(Chart and figure data)
-- Begin --

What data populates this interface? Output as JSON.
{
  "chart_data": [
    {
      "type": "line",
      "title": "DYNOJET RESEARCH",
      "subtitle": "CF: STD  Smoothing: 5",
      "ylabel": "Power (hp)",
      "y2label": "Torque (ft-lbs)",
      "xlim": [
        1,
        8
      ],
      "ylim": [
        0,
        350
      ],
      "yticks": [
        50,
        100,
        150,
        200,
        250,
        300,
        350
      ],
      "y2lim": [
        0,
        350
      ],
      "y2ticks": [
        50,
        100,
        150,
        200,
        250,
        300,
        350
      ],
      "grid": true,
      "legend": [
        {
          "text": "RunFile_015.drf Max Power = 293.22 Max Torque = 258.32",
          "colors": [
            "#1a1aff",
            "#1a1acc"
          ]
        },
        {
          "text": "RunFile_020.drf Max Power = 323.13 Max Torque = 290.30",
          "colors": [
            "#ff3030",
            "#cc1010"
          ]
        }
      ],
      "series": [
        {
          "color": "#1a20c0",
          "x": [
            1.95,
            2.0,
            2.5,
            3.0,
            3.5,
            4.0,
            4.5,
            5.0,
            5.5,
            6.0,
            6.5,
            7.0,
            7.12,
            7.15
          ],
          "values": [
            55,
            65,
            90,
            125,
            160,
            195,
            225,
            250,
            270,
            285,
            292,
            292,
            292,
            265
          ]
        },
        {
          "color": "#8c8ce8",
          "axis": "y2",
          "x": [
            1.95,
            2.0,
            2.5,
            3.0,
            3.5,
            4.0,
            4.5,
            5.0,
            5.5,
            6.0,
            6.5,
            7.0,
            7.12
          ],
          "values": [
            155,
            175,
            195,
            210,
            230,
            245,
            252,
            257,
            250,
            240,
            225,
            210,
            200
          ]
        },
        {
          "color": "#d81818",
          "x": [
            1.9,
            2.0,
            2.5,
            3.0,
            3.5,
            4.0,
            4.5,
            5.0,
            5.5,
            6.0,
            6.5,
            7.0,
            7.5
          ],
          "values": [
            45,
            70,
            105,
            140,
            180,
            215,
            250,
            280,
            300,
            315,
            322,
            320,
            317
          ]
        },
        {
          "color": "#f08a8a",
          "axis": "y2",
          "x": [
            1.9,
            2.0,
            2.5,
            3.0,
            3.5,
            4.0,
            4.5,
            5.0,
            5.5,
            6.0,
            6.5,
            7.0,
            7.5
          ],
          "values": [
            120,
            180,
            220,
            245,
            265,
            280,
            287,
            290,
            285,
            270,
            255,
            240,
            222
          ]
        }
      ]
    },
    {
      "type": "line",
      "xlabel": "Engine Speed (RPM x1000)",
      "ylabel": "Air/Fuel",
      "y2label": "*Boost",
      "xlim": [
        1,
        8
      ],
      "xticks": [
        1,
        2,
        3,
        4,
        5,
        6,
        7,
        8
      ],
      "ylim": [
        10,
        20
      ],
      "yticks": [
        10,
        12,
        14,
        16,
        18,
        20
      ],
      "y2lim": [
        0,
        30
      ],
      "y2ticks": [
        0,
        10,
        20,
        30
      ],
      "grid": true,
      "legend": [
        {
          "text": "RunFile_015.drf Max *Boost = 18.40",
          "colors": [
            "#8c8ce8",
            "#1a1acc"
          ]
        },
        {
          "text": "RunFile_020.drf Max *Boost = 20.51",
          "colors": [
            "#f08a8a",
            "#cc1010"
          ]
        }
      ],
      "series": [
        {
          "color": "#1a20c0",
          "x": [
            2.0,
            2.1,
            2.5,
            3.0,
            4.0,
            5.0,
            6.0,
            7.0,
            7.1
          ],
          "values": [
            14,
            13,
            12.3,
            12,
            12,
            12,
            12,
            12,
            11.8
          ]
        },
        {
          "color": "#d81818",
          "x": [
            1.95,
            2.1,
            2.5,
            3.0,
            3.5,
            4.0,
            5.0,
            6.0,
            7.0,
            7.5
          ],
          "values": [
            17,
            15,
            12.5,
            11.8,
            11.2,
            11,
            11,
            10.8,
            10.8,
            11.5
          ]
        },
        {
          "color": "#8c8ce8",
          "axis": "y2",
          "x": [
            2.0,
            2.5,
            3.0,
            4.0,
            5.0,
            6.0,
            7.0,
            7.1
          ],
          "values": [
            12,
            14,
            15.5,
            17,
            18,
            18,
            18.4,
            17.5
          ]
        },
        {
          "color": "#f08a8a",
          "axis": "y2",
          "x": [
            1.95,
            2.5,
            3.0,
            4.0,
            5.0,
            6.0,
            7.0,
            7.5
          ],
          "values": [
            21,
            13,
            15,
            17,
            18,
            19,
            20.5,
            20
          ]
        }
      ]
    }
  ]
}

-- End --

Task = Output all of the material, please, exactly as it stands.

Response to the task =
What data populates this interface? Output as JSON.
{
  "chart_data": [
    {
      "type": "line",
      "title": "DYNOJET RESEARCH",
      "subtitle": "CF: STD  Smoothing: 5",
      "ylabel": "Power (hp)",
      "y2label": "Torque (ft-lbs)",
      "xlim": [
        1,
        8
      ],
      "ylim": [
        0,
        350
      ],
      "yticks": [
        50,
        100,
        150,
        200,
        250,
        300,
        350
      ],
      "y2lim": [
        0,
        350
      ],
      "y2ticks": [
        50,
        100,
        150,
        200,
        250,
        300,
        350
      ],
      "grid": true,
      "legend": [
        {
          "text": "RunFile_015.drf Max Power = 293.22 Max Torque = 258.32",
          "colors": [
            "#1a1aff",
            "#1a1acc"
          ]
        },
        {
          "text": "RunFile_020.drf Max Power = 323.13 Max Torque = 290.30",
          "colors": [
            "#ff3030",
            "#cc1010"
          ]
        }
      ],
      "series": [
        {
          "color": "#1a20c0",
          "x": [
            1.95,
            2.0,
            2.5,
            3.0,
            3.5,
            4.0,
            4.5,
            5.0,
            5.5,
            6.0,
            6.5,
            7.0,
            7.12,
            7.15
          ],
          "values": [
            55,
            65,
            90,
            125,
            160,
            195,
            225,
            250,
            270,
            285,
            292,
            292,
            292,
            265
          ]
        },
        {
          "color": "#8c8ce8",
          "axis": "y2",
          "x": [
            1.95,
            2.0,
            2.5,
            3.0,
            3.5,
            4.0,
            4.5,
            5.0,
            5.5,
            6.0,
            6.5,
            7.0,
            7.12
          ],
          "values": [
            155,
            175,
            195,
            210,
            230,
            245,
            252,
            257,
            250,
            240,
            225,
            210,
            200
          ]
        },
        {
          "color": "#d81818",
          "x": [
            1.9,
            2.0,
            2.5,
            3.0,
            3.5,
            4.0,
            4.5,
            5.0,
            5.5,
            6.0,
            6.5,
            7.0,
            7.5
          ],
          "values": [
            45,
            70,
            105,
            140,
            180,
            215,
            250,
            280,
            300,
            315,
            322,
            320,
            317
          ]
        },
        {
          "color": "#f08a8a",
          "axis": "y2",
          "x": [
            1.9,
            2.0,
            2.5,
            3.0,
            3.5,
            4.0,
            4.5,
            5.0,
            5.5,
            6.0,
            6.5,
            7.0,
            7.5
          ],
          "values": [
            120,
            180,
            220,
            245,
            265,
            280,
            287,
            290,
            285,
            270,
            255,
            240,
            222
          ]
        }
      ]
    },
    {
      "type": "line",
      "xlabel": "Engine Speed (RPM x1000)",
      "ylabel": "Air/Fuel",
      "y2label": "*Boost",
      "xlim": [
        1,
        8
      ],
      "xticks": [
        1,
        2,
        3,
        4,
        5,
        6,
        7,
        8
      ],
      "ylim": [
        10,
        20
      ],
      "yticks": [
        10,
        12,
        14,
        16,
        18,
        20
      ],
      "y2lim": [
        0,
        30
      ],
      "y2ticks": [
        0,
        10,
        20,
        30
      ],
      "grid": true,
      "legend": [
        {
          "text": "RunFile_015.drf Max *Boost = 18.40",
          "colors": [
            "#8c8ce8",
            "#1a1acc"
          ]
        },
        {
          "text": "RunFile_020.drf Max *Boost = 20.51",
          "colors": [
            "#f08a8a",
            "#cc1010"
          ]
        }
      ],
      "series": [
        {
          "color": "#1a20c0",
          "x": [
            2.0,
            2.1,
            2.5,
            3.0,
            4.0,
            5.0,
            6.0,
            7.0,
            7.1
          ],
          "values": [
            14,
            13,
            12.3,
            12,
            12,
            12,
            12,
            12,
            11.8
          ]
        },
        {
          "color": "#d81818",
          "x": [
            1.95,
            2.1,
            2.5,
            3.0,
            3.5,
            4.0,
            5.0,
            6.0,
            7.0,
            7.5
          ],
          "values": [
            17,
            15,
            12.5,
            11.8,
            11.2,
            11,
            11,
            10.8,
            10.8,
            11.5
          ]
        },
        {
          "color": "#8c8ce8",
          "axis": "y2",
          "x": [
            2.0,
            2.5,
            3.0,
            4.0,
            5.0,
            6.0,
            7.0,
            7.1
          ],
          "values": [
            12,
            14,
            15.5,
            17,
            18,
            18,
            18.4,
            17.5
          ]
        },
        {
          "color": "#f08a8a",
          "axis": "y2",
          "x": [
            1.95,
            2.5,
            3.0,
            4.0,
            5.0,
            6.0,
            7.0,
            7.5
          ],
          "values": [
            21,
            13,
            15,
            17,
            18,
            19,
            20.5,
            20
          ]
        }
      ]
    }
  ]
}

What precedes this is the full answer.